Data entries:

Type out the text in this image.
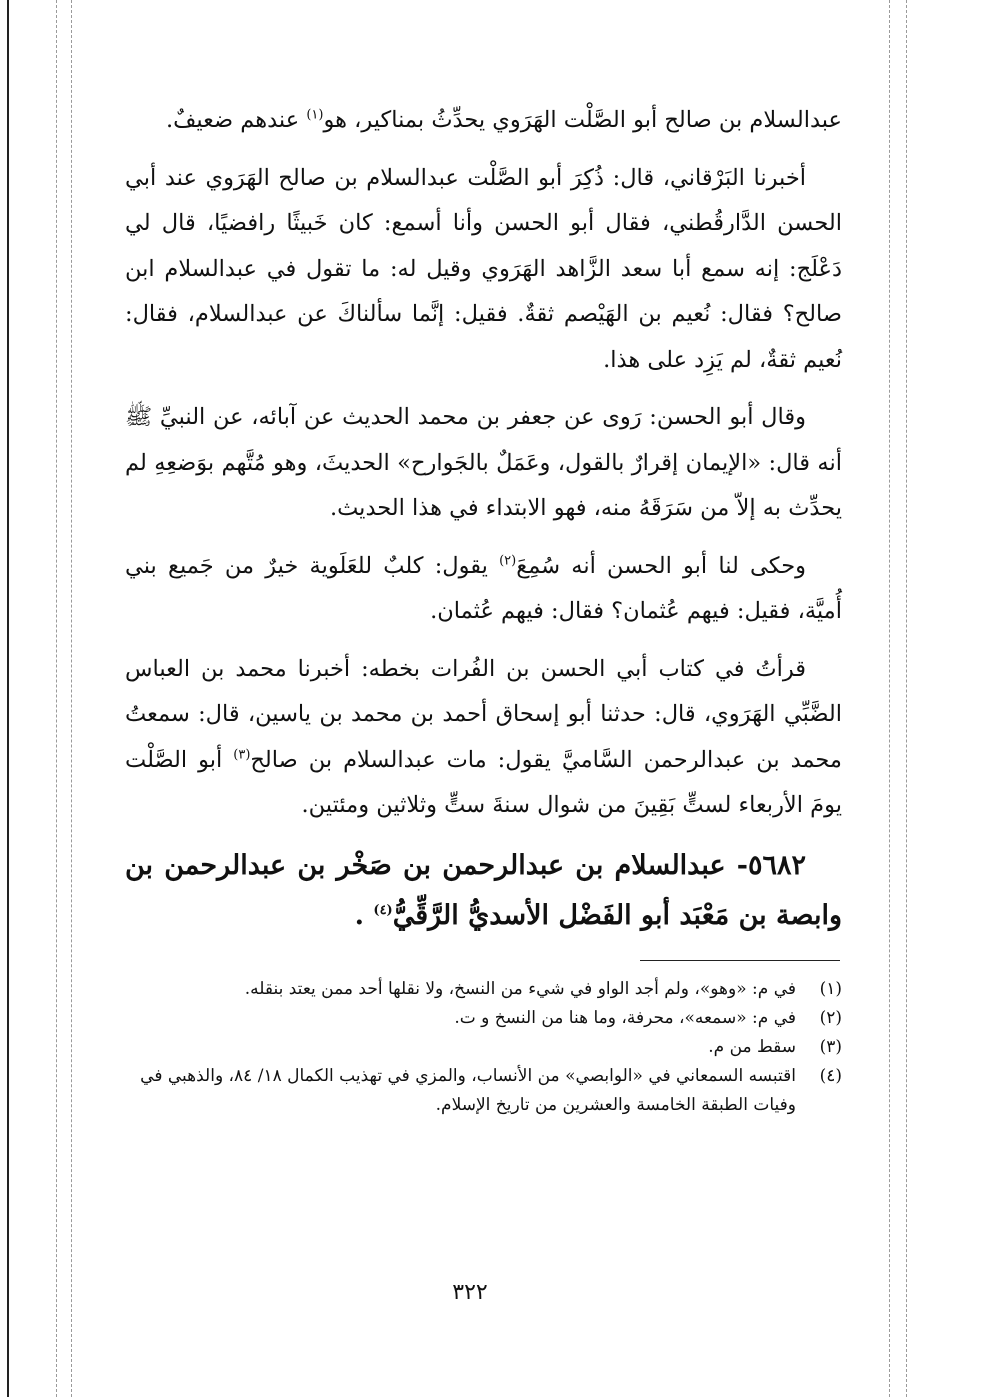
عبدالسلام بن صالح أبو الصَّلْت الهَرَوي يحدِّثُ بمناكير، هو$^{(١)}$ عندهم ضعيفٌ.

أخبرنا البَرْقاني، قال: ذُكِرَ أبو الصَّلْت عبدالسلام بن صالح الهَرَوي عند أبي الحسن الدَّارقُطني، فقال أبو الحسن وأنا أسمع: كان خَبيثًا رافضيًا، قال لي دَعْلَج: إنه سمع أبا سعد الزَّاهد الهَرَوي وقيل له: ما تقول في عبدالسلام ابن صالح؟ فقال: نُعيم بن الهَيْصم ثقةٌ. فقيل: إنَّما سألناكَ عن عبدالسلام، فقال: نُعيم ثقةٌ، لم يَزِد على هذا.

وقال أبو الحسن: رَوى عن جعفر بن محمد الحديث عن آبائه، عن النبيِّ ﷺ أنه قال: «الإيمان إقرارٌ بالقول، وعَمَلٌ بالجَوارح» الحديثَ، وهو مُتَّهم بوَضعِهِ لم يحدِّث به إلاّ من سَرَقَهُ منه، فهو الابتداء في هذا الحديث.

وحكى لنا أبو الحسن أنه سُمِعَ$^{(٢)}$ يقول: كلبٌ للعَلَوية خيرٌ من جَميع بني أُميَّة، فقيل: فيهم عُثمان؟ فقال: فيهم عُثمان.

قرأتُ في كتاب أبي الحسن بن الفُرات بخطه: أخبرنا محمد بن العباس الضَّبِّي الهَرَوي، قال: حدثنا أبو إسحاق أحمد بن محمد بن ياسين، قال: سمعتُ محمد بن عبدالرحمن السَّاميَّ يقول: مات عبدالسلام بن صالح$^{(٣)}$ أبو الصَّلْت يومَ الأربعاء لستٍّ بَقِينَ من شوال سنةَ ستٍّ وثلاثين ومئتين.

٥٦٨٢- عبدالسلام بن عبدالرحمن بن صَخْر بن عبدالرحمن بن وابصة بن مَعْبَد أبو الفَضْل الأسديُّ الرَّقِّيُّ$^{(٤)}$ .

(١)
في م: «وهو»، ولم أجد الواو في شيء من النسخ، ولا نقلها أحد ممن يعتد بنقله.
(٢)
في م: «سمعه»، محرفة، وما هنا من النسخ و ت.
(٣)
سقط من م.
(٤)
اقتبسه السمعاني في «الوابصي» من الأنساب، والمزي في تهذيب الكمال ١٨/ ٨٤، والذهبي في وفيات الطبقة الخامسة والعشرين من تاريخ الإسلام.
٣٢٢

◆ GOAL OF THE EXERCISE:
Omitting all images, retype each line of the records precisely.

◆ EXERCISE SOLUTION:
Type out the text in this image.
عبدالسلام بن صالح أبو الصَّلْت الهَرَوي يحدِّثُ بمناكير، هو$^{(١)}$ عندهم ضعيفٌ.

أخبرنا البَرْقاني، قال: ذُكِرَ أبو الصَّلْت عبدالسلام بن صالح الهَرَوي عند أبي الحسن الدَّارقُطني، فقال أبو الحسن وأنا أسمع: كان خَبيثًا رافضيًا، قال لي دَعْلَج: إنه سمع أبا سعد الزَّاهد الهَرَوي وقيل له: ما تقول في عبدالسلام ابن صالح؟ فقال: نُعيم بن الهَيْصم ثقةٌ. فقيل: إنَّما سألناكَ عن عبدالسلام، فقال: نُعيم ثقةٌ، لم يَزِد على هذا.

وقال أبو الحسن: رَوى عن جعفر بن محمد الحديث عن آبائه، عن النبيِّ ﷺ أنه قال: «الإيمان إقرارٌ بالقول، وعَمَلٌ بالجَوارح» الحديثَ، وهو مُتَّهم بوَضعِهِ لم يحدِّث به إلاّ من سَرَقَهُ منه، فهو الابتداء في هذا الحديث.

وحكى لنا أبو الحسن أنه سُمِعَ$^{(٢)}$ يقول: كلبٌ للعَلَوية خيرٌ من جَميع بني أُميَّة، فقيل: فيهم عُثمان؟ فقال: فيهم عُثمان.

قرأتُ في كتاب أبي الحسن بن الفُرات بخطه: أخبرنا محمد بن العباس الضَّبِّي الهَرَوي، قال: حدثنا أبو إسحاق أحمد بن محمد بن ياسين، قال: سمعتُ محمد بن عبدالرحمن السَّاميَّ يقول: مات عبدالسلام بن صالح$^{(٣)}$ أبو الصَّلْت يومَ الأربعاء لستٍّ بَقِينَ من شوال سنةَ ستٍّ وثلاثين ومئتين.

٥٦٨٢- عبدالسلام بن عبدالرحمن بن صَخْر بن عبدالرحمن بن وابصة بن مَعْبَد أبو الفَضْل الأسديُّ الرَّقِّيُّ$^{(٤)}$ .

(١)
في م: «وهو»، ولم أجد الواو في شيء من النسخ، ولا نقلها أحد ممن يعتد بنقله.
(٢)
في م: «سمعه»، محرفة، وما هنا من النسخ و ت.
(٣)
سقط من م.
(٤)
اقتبسه السمعاني في «الوابصي» من الأنساب، والمزي في تهذيب الكمال ١٨/ ٨٤، والذهبي في وفيات الطبقة الخامسة والعشرين من تاريخ الإسلام.
٣٢٢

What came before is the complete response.